Layout element entries
+--

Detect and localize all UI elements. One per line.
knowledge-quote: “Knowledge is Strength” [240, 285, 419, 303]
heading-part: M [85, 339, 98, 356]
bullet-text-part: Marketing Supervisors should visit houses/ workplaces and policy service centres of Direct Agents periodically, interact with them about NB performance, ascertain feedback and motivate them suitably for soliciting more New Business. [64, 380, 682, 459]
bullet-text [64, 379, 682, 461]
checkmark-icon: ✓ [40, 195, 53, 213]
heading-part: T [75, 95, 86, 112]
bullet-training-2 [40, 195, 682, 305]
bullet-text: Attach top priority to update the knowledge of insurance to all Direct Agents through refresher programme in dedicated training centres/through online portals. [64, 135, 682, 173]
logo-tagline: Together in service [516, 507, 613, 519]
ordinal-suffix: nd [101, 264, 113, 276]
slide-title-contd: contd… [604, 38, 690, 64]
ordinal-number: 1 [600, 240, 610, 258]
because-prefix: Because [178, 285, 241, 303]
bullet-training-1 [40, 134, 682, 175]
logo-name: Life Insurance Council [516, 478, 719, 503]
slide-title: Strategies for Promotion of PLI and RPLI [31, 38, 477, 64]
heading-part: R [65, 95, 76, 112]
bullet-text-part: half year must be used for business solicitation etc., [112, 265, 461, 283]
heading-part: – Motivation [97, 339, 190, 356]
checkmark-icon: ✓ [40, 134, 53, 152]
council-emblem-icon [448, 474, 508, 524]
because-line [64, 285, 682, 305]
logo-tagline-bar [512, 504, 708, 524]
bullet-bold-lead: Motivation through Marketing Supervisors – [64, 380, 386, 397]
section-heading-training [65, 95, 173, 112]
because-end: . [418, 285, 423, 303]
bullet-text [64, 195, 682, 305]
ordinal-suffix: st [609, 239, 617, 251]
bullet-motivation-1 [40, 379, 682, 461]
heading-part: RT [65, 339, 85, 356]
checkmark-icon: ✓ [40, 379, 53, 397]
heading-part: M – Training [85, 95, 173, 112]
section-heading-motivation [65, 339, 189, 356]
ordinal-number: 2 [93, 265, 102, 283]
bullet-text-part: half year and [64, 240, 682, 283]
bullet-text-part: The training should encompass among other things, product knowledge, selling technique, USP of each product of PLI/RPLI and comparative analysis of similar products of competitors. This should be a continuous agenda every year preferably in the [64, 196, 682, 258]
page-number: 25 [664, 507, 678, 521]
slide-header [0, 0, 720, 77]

+--

#### WORK TO COMPLETE
Copy the items above verbatim, starting at the first line of the items and ending with the line that contains "bullet-text-part: half year and".

#### RESPONSE TO THIS EXERCISE
Detect and localize all UI elements. One per line.
knowledge-quote: “Knowledge is Strength” [240, 285, 419, 303]
heading-part: M [85, 339, 98, 356]
bullet-text-part: Marketing Supervisors should visit houses/ workplaces and policy service centres of Direct Agents periodically, interact with them about NB performance, ascertain feedback and motivate them suitably for soliciting more New Business. [64, 380, 682, 459]
bullet-text [64, 379, 682, 461]
checkmark-icon: ✓ [40, 195, 53, 213]
heading-part: T [75, 95, 86, 112]
bullet-training-2 [40, 195, 682, 305]
bullet-text: Attach top priority to update the knowledge of insurance to all Direct Agents through refresher programme in dedicated training centres/through online portals. [64, 135, 682, 173]
logo-tagline: Together in service [516, 507, 613, 519]
ordinal-suffix: nd [101, 264, 113, 276]
slide-title-contd: contd… [604, 38, 690, 64]
ordinal-number: 1 [600, 240, 610, 258]
because-prefix: Because [178, 285, 241, 303]
bullet-training-1 [40, 134, 682, 175]
logo-name: Life Insurance Council [516, 478, 719, 503]
slide-title: Strategies for Promotion of PLI and RPLI [31, 38, 477, 64]
heading-part: R [65, 95, 76, 112]
bullet-text-part: half year must be used for business solicitation etc., [112, 265, 461, 283]
heading-part: – Motivation [97, 339, 190, 356]
checkmark-icon: ✓ [40, 134, 53, 152]
council-emblem-icon [448, 474, 508, 524]
because-line [64, 285, 682, 305]
logo-tagline-bar [512, 504, 708, 524]
bullet-bold-lead: Motivation through Marketing Supervisors – [64, 380, 386, 397]
section-heading-training [65, 95, 173, 112]
because-end: . [418, 285, 423, 303]
bullet-text [64, 195, 682, 305]
ordinal-suffix: st [609, 239, 617, 251]
bullet-motivation-1 [40, 379, 682, 461]
heading-part: RT [65, 339, 85, 356]
checkmark-icon: ✓ [40, 379, 53, 397]
heading-part: M – Training [85, 95, 173, 112]
section-heading-motivation [65, 339, 189, 356]
ordinal-number: 2 [93, 265, 102, 283]
bullet-text-part: half year and [64, 240, 682, 283]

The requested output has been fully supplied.